→ Task description: Each entry below is to be extracted exactly.

→ Input for this task:
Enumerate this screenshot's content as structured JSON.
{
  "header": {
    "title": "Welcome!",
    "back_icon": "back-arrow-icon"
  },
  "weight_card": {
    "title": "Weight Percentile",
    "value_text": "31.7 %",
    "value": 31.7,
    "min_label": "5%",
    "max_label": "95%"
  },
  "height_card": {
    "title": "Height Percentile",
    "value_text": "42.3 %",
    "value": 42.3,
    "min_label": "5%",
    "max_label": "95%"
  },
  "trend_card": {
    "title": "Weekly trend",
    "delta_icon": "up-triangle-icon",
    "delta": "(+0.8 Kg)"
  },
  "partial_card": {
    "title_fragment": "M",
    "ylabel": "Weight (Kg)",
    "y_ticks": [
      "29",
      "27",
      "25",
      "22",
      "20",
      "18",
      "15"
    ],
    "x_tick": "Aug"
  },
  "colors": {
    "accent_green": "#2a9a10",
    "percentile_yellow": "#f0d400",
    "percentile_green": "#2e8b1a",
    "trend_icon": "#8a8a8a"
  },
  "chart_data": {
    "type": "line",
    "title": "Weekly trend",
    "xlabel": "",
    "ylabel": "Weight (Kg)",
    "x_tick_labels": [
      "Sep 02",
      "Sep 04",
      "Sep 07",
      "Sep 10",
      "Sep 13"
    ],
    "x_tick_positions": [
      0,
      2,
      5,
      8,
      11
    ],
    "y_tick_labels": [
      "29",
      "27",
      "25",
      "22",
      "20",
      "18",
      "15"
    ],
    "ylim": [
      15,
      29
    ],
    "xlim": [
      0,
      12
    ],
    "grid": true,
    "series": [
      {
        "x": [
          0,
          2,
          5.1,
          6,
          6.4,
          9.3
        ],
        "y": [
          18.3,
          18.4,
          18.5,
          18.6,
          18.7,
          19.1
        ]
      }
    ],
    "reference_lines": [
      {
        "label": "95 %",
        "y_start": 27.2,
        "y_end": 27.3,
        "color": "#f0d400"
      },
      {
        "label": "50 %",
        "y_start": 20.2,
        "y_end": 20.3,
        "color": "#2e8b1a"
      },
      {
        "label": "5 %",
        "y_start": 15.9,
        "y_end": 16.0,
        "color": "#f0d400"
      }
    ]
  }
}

→ Written response:
Enumerate this screenshot's content as structured JSON.
{
  "header": {
    "title": "Welcome!",
    "back_icon": "back-arrow-icon"
  },
  "weight_card": {
    "title": "Weight Percentile",
    "value_text": "31.7 %",
    "value": 31.7,
    "min_label": "5%",
    "max_label": "95%"
  },
  "height_card": {
    "title": "Height Percentile",
    "value_text": "42.3 %",
    "value": 42.3,
    "min_label": "5%",
    "max_label": "95%"
  },
  "trend_card": {
    "title": "Weekly trend",
    "delta_icon": "up-triangle-icon",
    "delta": "(+0.8 Kg)"
  },
  "partial_card": {
    "title_fragment": "M",
    "ylabel": "Weight (Kg)",
    "y_ticks": [
      "29",
      "27",
      "25",
      "22",
      "20",
      "18",
      "15"
    ],
    "x_tick": "Aug"
  },
  "colors": {
    "accent_green": "#2a9a10",
    "percentile_yellow": "#f0d400",
    "percentile_green": "#2e8b1a",
    "trend_icon": "#8a8a8a"
  },
  "chart_data": {
    "type": "line",
    "title": "Weekly trend",
    "xlabel": "",
    "ylabel": "Weight (Kg)",
    "x_tick_labels": [
      "Sep 02",
      "Sep 04",
      "Sep 07",
      "Sep 10",
      "Sep 13"
    ],
    "x_tick_positions": [
      0,
      2,
      5,
      8,
      11
    ],
    "y_tick_labels": [
      "29",
      "27",
      "25",
      "22",
      "20",
      "18",
      "15"
    ],
    "ylim": [
      15,
      29
    ],
    "xlim": [
      0,
      12
    ],
    "grid": true,
    "series": [
      {
        "x": [
          0,
          2,
          5.1,
          6,
          6.4,
          9.3
        ],
        "y": [
          18.3,
          18.4,
          18.5,
          18.6,
          18.7,
          19.1
        ]
      }
    ],
    "reference_lines": [
      {
        "label": "95 %",
        "y_start": 27.2,
        "y_end": 27.3,
        "color": "#f0d400"
      },
      {
        "label": "50 %",
        "y_start": 20.2,
        "y_end": 20.3,
        "color": "#2e8b1a"
      },
      {
        "label": "5 %",
        "y_start": 15.9,
        "y_end": 16.0,
        "color": "#f0d400"
      }
    ]
  }
}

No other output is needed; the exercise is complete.